The exercise :: Set out each line from the following listing that includes the word "example".

Recorded data ::
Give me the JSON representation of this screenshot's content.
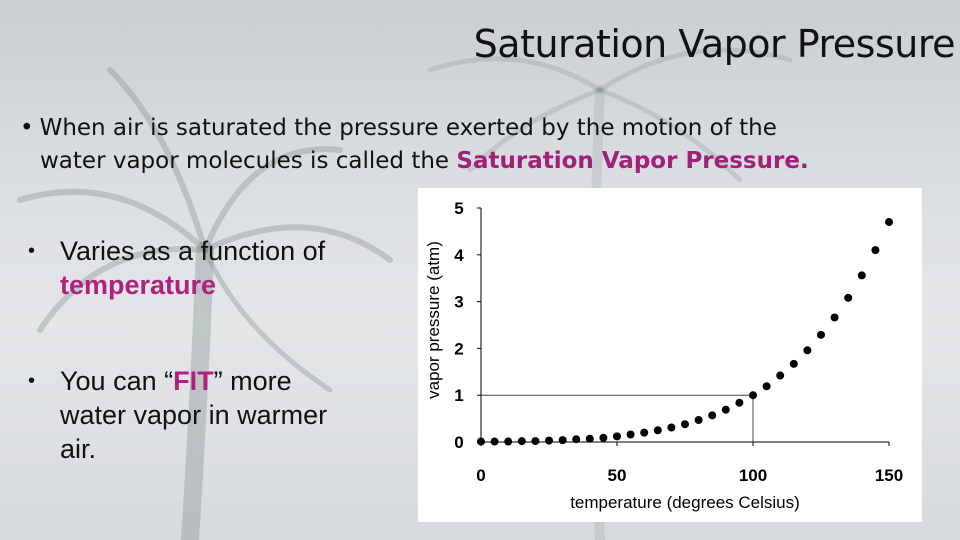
{
  "slide": {
    "title": "Saturation Vapor Pressure",
    "bullet_main": {
      "prefix_line1": "When air is saturated the pressure exerted by the motion of the",
      "prefix_line2": "water vapor molecules is called the ",
      "highlight": "Saturation Vapor Pressure."
    },
    "sub_bullets": [
      {
        "text_before": "Varies as a function of ",
        "highlight": "temperature",
        "text_after": ""
      },
      {
        "text_before": "You can “",
        "highlight": "FIT",
        "text_after": "” more water vapor in warmer air."
      }
    ],
    "bullet_glyph": "•"
  },
  "colors": {
    "highlight": "#a0207a",
    "text": "#111111"
  },
  "chart_data": {
    "type": "scatter",
    "title": "",
    "xlabel": "temperature (degrees Celsius)",
    "ylabel": "vapor pressure (atm)",
    "xlim": [
      0,
      150
    ],
    "ylim": [
      0,
      5
    ],
    "x_ticks": [
      0,
      50,
      100,
      150
    ],
    "y_ticks": [
      0,
      1,
      2,
      3,
      4,
      5
    ],
    "grid": false,
    "reference_point": {
      "x": 100,
      "y": 1
    },
    "series": [
      {
        "x": [
          0,
          5,
          10,
          15,
          20,
          25,
          30,
          35,
          40,
          45,
          50,
          55,
          60,
          65,
          70,
          75,
          80,
          85,
          90,
          95,
          100,
          105,
          110,
          115,
          120,
          125,
          130,
          135,
          140,
          145,
          150
        ],
        "y": [
          0.01,
          0.01,
          0.01,
          0.02,
          0.02,
          0.03,
          0.04,
          0.06,
          0.07,
          0.09,
          0.12,
          0.16,
          0.2,
          0.25,
          0.31,
          0.38,
          0.47,
          0.57,
          0.69,
          0.84,
          1.0,
          1.19,
          1.42,
          1.67,
          1.96,
          2.29,
          2.66,
          3.08,
          3.56,
          4.1,
          4.7
        ]
      }
    ]
  }
}
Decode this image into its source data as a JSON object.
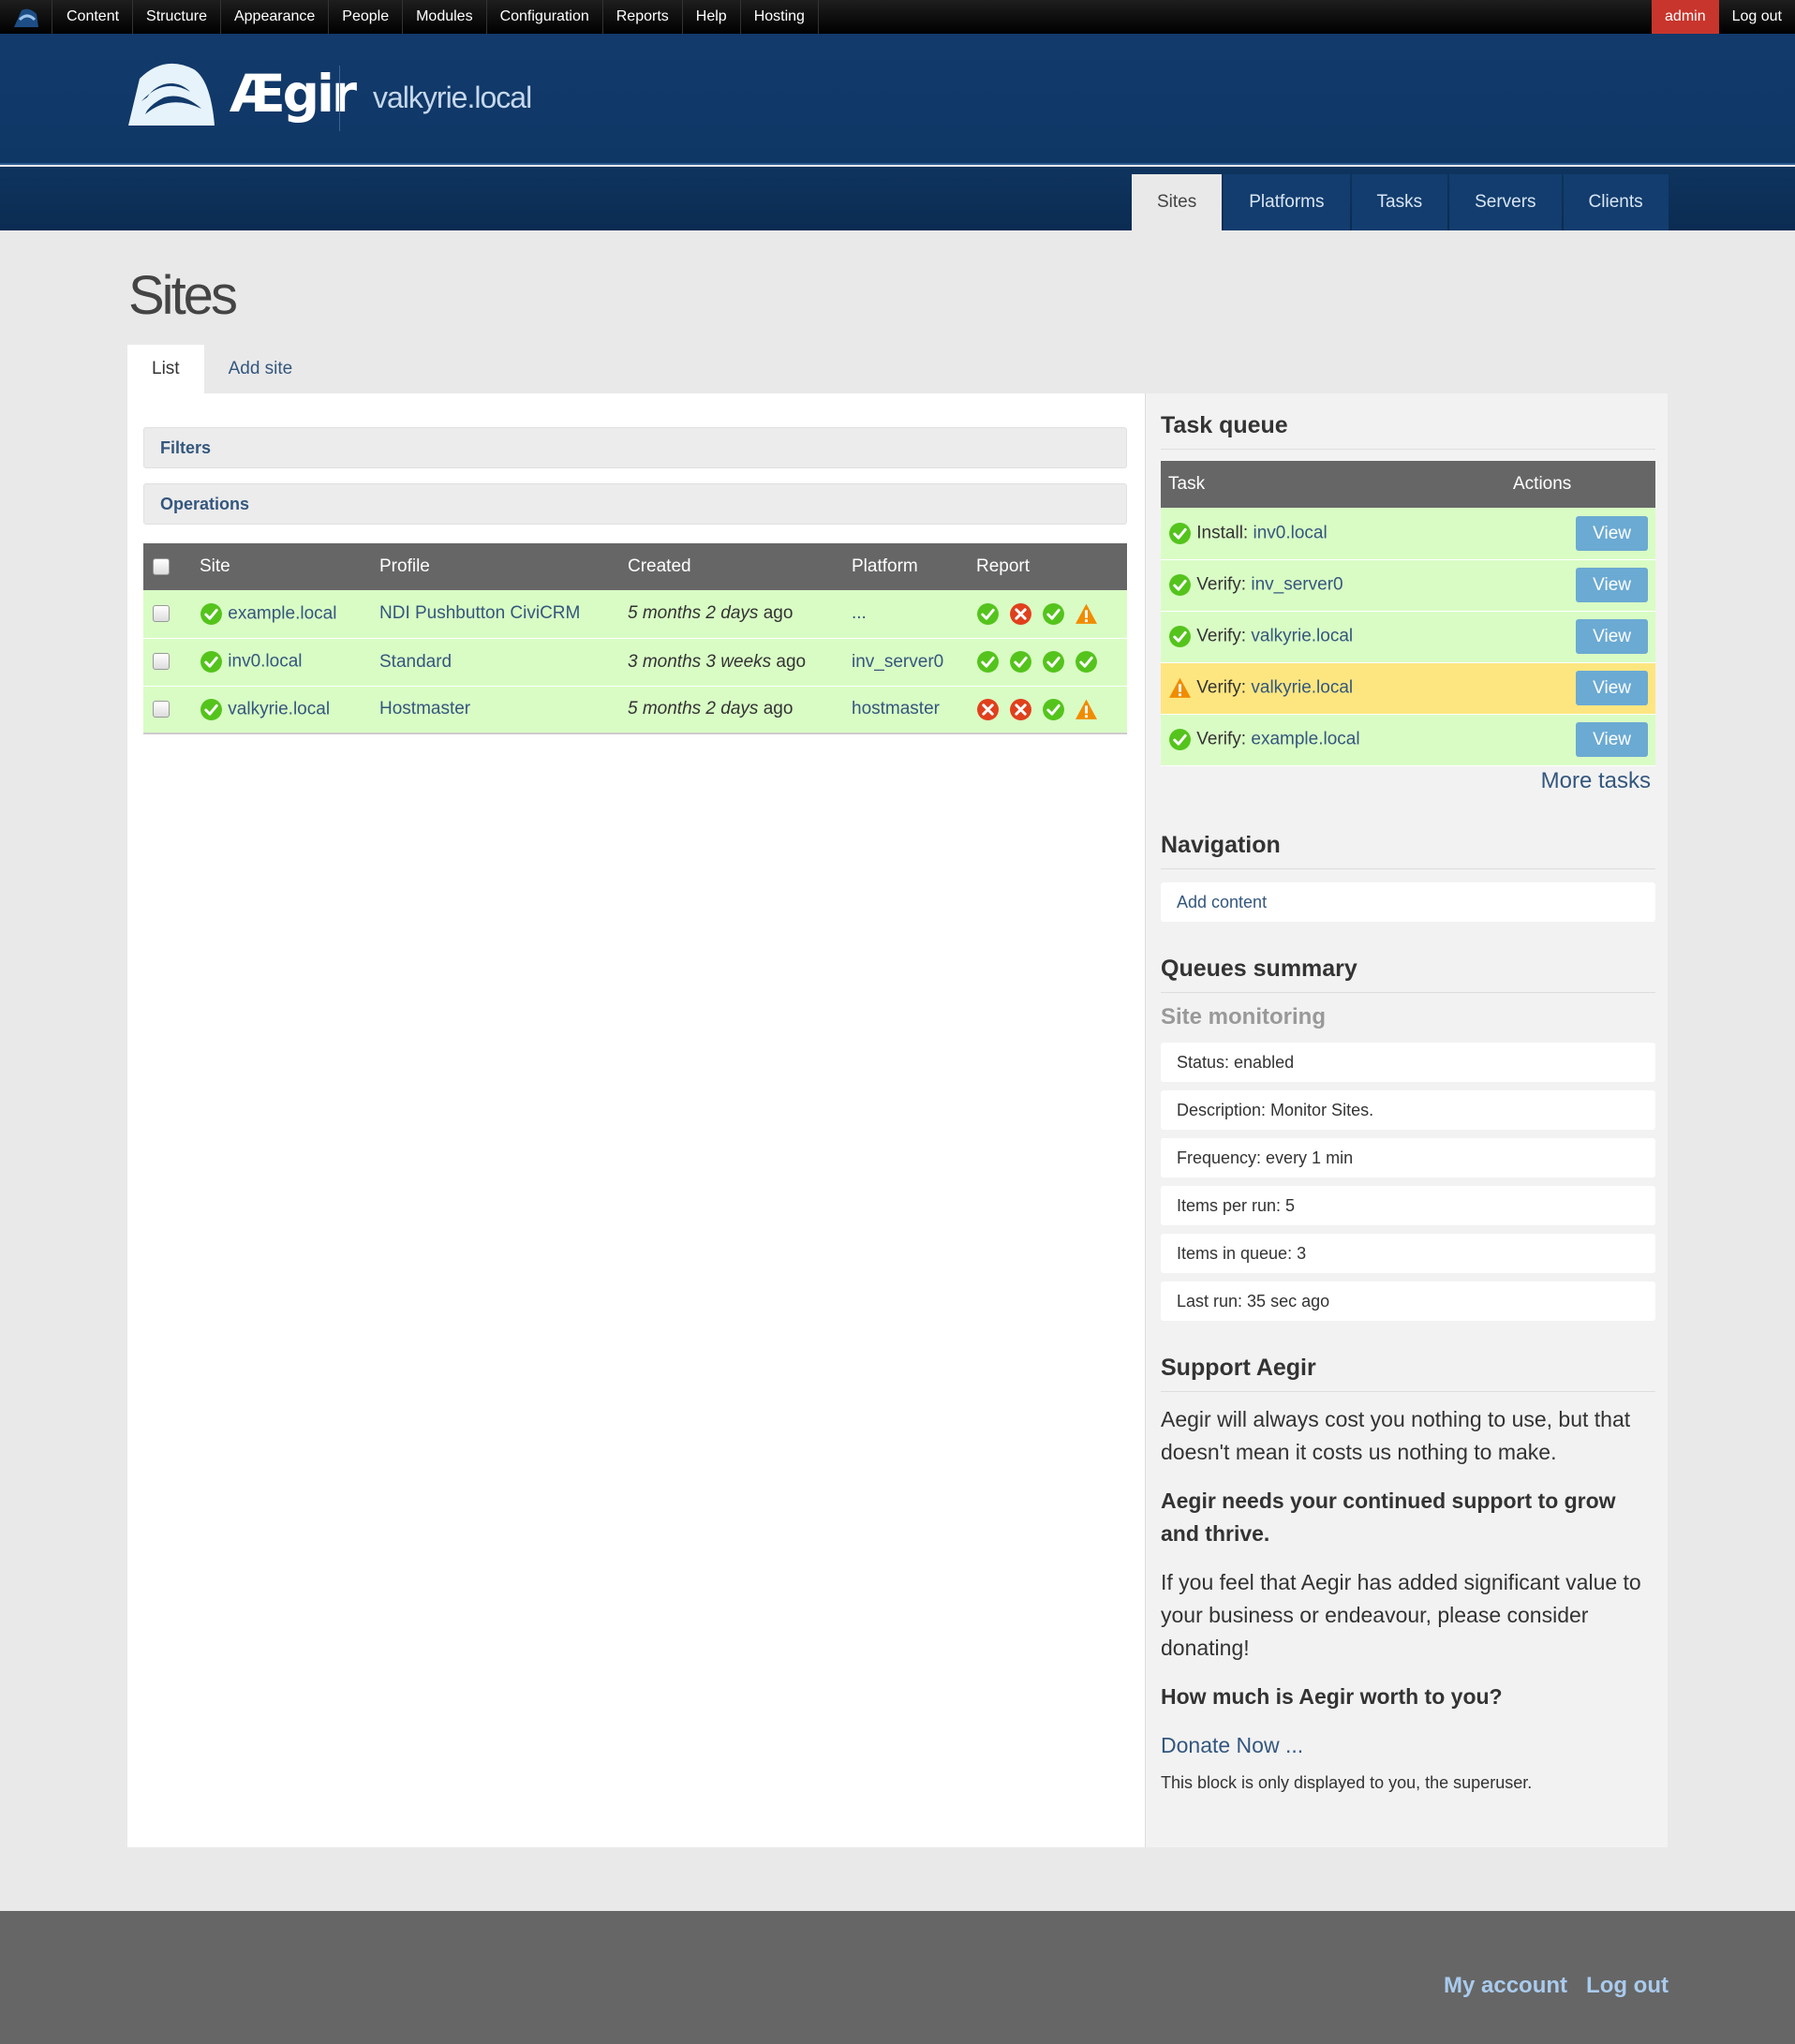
{
  "toolbar": {
    "items": [
      "Content",
      "Structure",
      "Appearance",
      "People",
      "Modules",
      "Configuration",
      "Reports",
      "Help",
      "Hosting"
    ],
    "user": "admin",
    "logout": "Log out"
  },
  "header": {
    "logo_text": "Ægir",
    "site_name": "valkyrie.local"
  },
  "nav": {
    "tabs": [
      "Sites",
      "Platforms",
      "Tasks",
      "Servers",
      "Clients"
    ],
    "active": "Sites"
  },
  "page": {
    "title": "Sites",
    "tabs": [
      "List",
      "Add site"
    ],
    "filters_label": "Filters",
    "operations_label": "Operations"
  },
  "sites_table": {
    "headers": [
      "Site",
      "Profile",
      "Created",
      "Platform",
      "Report"
    ],
    "rows": [
      {
        "site": "example.local",
        "profile": "NDI Pushbutton CiviCRM",
        "created_em": "5 months 2 days",
        "created_suffix": " ago",
        "platform": "...",
        "status": "ok",
        "report": [
          "ok",
          "error",
          "ok",
          "warning"
        ]
      },
      {
        "site": "inv0.local",
        "profile": "Standard",
        "created_em": "3 months 3 weeks",
        "created_suffix": " ago",
        "platform": "inv_server0",
        "status": "ok",
        "report": [
          "ok",
          "ok",
          "ok",
          "ok"
        ]
      },
      {
        "site": "valkyrie.local",
        "profile": "Hostmaster",
        "created_em": "5 months 2 days",
        "created_suffix": " ago",
        "platform": "hostmaster",
        "status": "ok",
        "report": [
          "error",
          "error",
          "ok",
          "warning"
        ]
      }
    ]
  },
  "task_queue": {
    "title": "Task queue",
    "headers": [
      "Task",
      "Actions"
    ],
    "rows": [
      {
        "status": "ok",
        "type": "Install:",
        "target": "inv0.local",
        "action": "View"
      },
      {
        "status": "ok",
        "type": "Verify:",
        "target": "inv_server0",
        "action": "View"
      },
      {
        "status": "ok",
        "type": "Verify:",
        "target": "valkyrie.local",
        "action": "View"
      },
      {
        "status": "warning",
        "type": "Verify:",
        "target": "valkyrie.local",
        "action": "View"
      },
      {
        "status": "ok",
        "type": "Verify:",
        "target": "example.local",
        "action": "View"
      }
    ],
    "more": "More tasks"
  },
  "navigation": {
    "title": "Navigation",
    "add_content": "Add content"
  },
  "queues": {
    "title": "Queues summary",
    "subtitle": "Site monitoring",
    "items": [
      "Status: enabled",
      "Description: Monitor Sites.",
      "Frequency: every 1 min",
      "Items per run: 5",
      "Items in queue: 3",
      "Last run: 35 sec ago"
    ]
  },
  "support": {
    "title": "Support Aegir",
    "p1": "Aegir will always cost you nothing to use, but that doesn't mean it costs us nothing to make.",
    "p2": "Aegir needs your continued support to grow and thrive.",
    "p3": "If you feel that Aegir has added significant value to your business or endeavour, please consider donating!",
    "p4": "How much is Aegir worth to you?",
    "donate": "Donate Now ...",
    "note": "This block is only displayed to you, the superuser."
  },
  "footer": {
    "links": [
      "My account",
      "Log out"
    ]
  },
  "colors": {
    "ok": "#54c41c",
    "error": "#e0401c",
    "warning": "#f08c00",
    "row_ok": "#d9fcc5",
    "row_warn": "#fde680",
    "header_blue": "#123a6b"
  }
}
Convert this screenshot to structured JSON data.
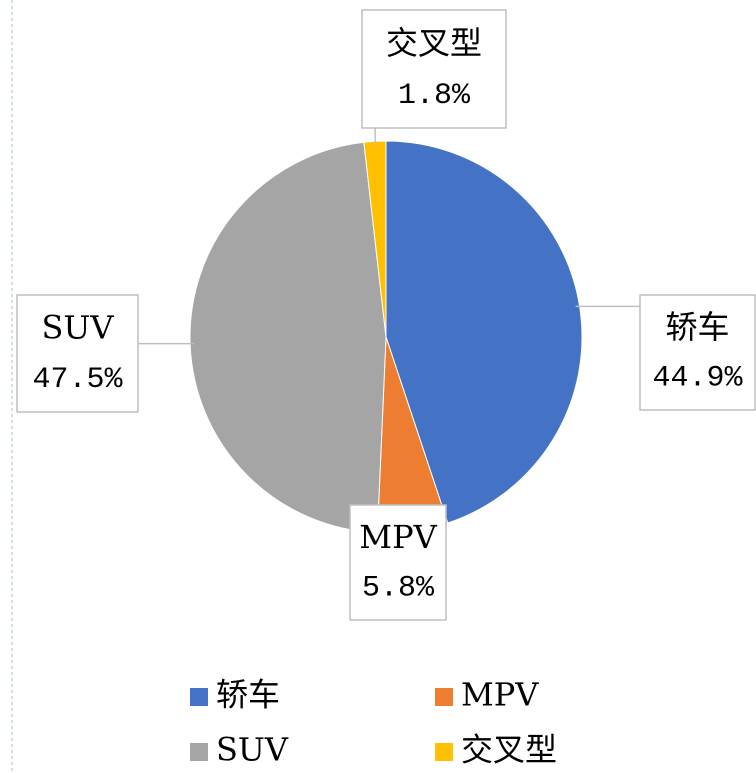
{
  "chart_data": {
    "type": "pie",
    "categories": [
      "轿车",
      "MPV",
      "SUV",
      "交叉型"
    ],
    "values": [
      44.9,
      5.8,
      47.5,
      1.8
    ],
    "value_labels": [
      "44.9%",
      "5.8%",
      "47.5%",
      "1.8%"
    ],
    "colors": [
      "#4472c4",
      "#ed7d31",
      "#a5a5a5",
      "#ffc000"
    ],
    "legend": "bottom"
  }
}
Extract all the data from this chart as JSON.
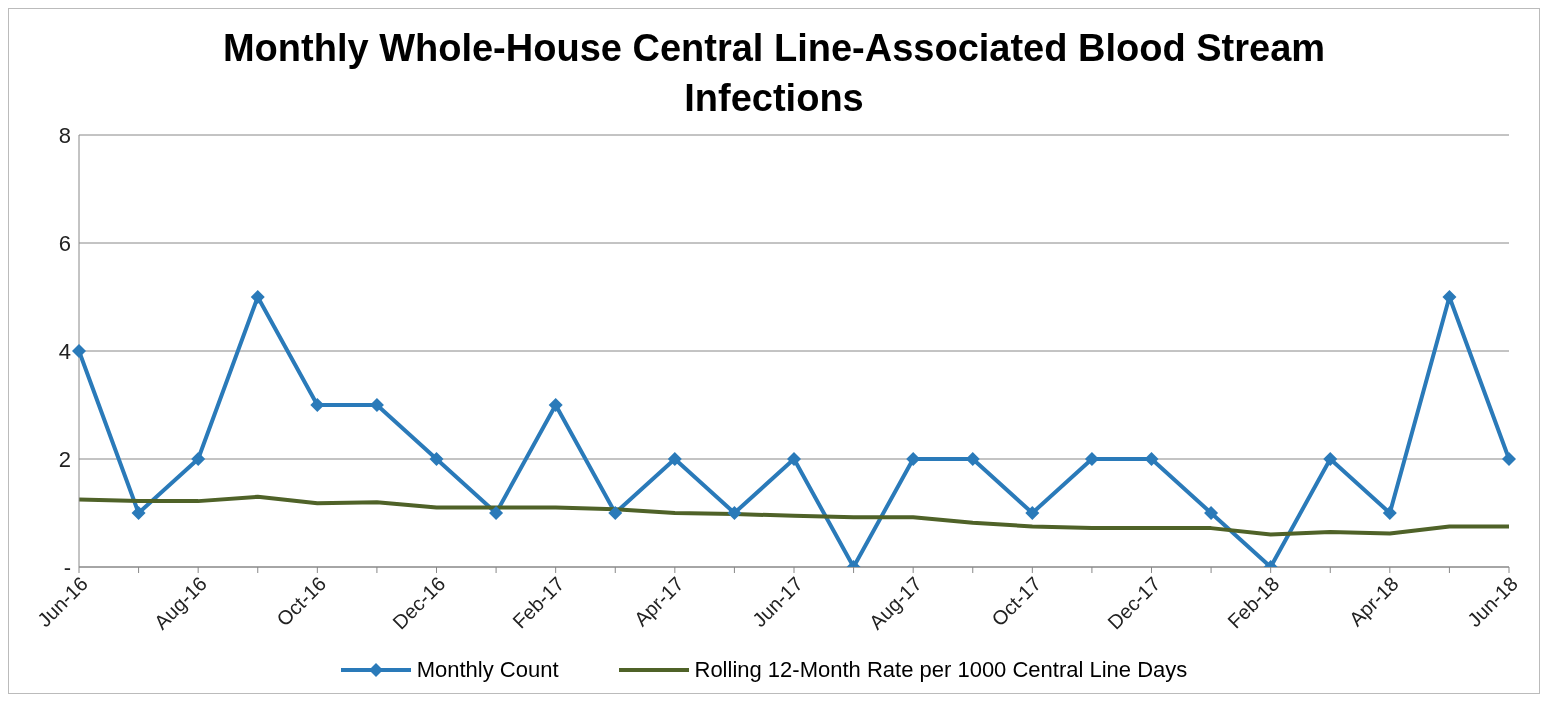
{
  "chart_data": {
    "type": "line",
    "title": "Monthly Whole-House Central Line-Associated Blood Stream Infections",
    "categories": [
      "Jun-16",
      null,
      "Aug-16",
      null,
      "Oct-16",
      null,
      "Dec-16",
      null,
      "Feb-17",
      null,
      "Apr-17",
      null,
      "Jun-17",
      null,
      "Aug-17",
      null,
      "Oct-17",
      null,
      "Dec-17",
      null,
      "Feb-18",
      null,
      "Apr-18",
      null,
      "Jun-18"
    ],
    "series": [
      {
        "name": "Monthly Count",
        "color": "#2a7ab9",
        "marker": "diamond",
        "values": [
          4,
          1,
          2,
          5,
          3,
          3,
          2,
          1,
          3,
          1,
          2,
          1,
          2,
          0,
          2,
          2,
          1,
          2,
          2,
          1,
          0,
          2,
          1,
          5,
          2
        ]
      },
      {
        "name": "Rolling 12-Month Rate per 1000 Central Line Days",
        "color": "#4f6228",
        "marker": "none",
        "values": [
          1.25,
          1.22,
          1.22,
          1.3,
          1.18,
          1.2,
          1.1,
          1.1,
          1.1,
          1.07,
          1.0,
          0.98,
          0.95,
          0.92,
          0.92,
          0.82,
          0.75,
          0.72,
          0.72,
          0.72,
          0.6,
          0.65,
          0.62,
          0.75,
          0.75
        ]
      }
    ],
    "ylim": [
      0,
      8
    ],
    "yticks": [
      {
        "value": 0,
        "label": "-"
      },
      2,
      4,
      6,
      8
    ],
    "grid": "y",
    "legend": "bottom"
  }
}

Solution below ::
        "site": "example.local",
        "target": "example.local",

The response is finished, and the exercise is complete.